**What is expected**
Go through the listing below and gather every line with the word "Price".

**Records from a data source**
━━━━━━━━━━━━━━━━

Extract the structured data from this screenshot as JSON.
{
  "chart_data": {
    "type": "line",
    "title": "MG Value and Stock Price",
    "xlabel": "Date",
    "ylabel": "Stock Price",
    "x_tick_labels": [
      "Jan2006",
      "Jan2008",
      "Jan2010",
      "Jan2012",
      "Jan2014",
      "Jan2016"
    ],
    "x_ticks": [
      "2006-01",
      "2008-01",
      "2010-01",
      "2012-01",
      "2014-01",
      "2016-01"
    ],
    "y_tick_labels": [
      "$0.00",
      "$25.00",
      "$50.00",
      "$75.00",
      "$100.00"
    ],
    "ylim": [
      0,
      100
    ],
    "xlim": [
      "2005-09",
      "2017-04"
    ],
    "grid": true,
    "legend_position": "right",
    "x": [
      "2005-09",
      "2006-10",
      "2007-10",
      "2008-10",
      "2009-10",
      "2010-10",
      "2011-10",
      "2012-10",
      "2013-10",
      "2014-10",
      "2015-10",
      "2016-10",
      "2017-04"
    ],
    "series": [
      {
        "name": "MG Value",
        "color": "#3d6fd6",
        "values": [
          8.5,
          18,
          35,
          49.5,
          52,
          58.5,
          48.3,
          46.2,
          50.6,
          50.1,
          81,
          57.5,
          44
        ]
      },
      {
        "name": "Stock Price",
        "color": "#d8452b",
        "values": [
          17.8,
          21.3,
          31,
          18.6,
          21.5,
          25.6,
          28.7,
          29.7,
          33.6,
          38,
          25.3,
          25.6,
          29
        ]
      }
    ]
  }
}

━━━━━━━━━━━━━━━━

**Final result**
    "title": "MG Value and Stock Price",
    "ylabel": "Stock Price",
        "name": "Stock Price",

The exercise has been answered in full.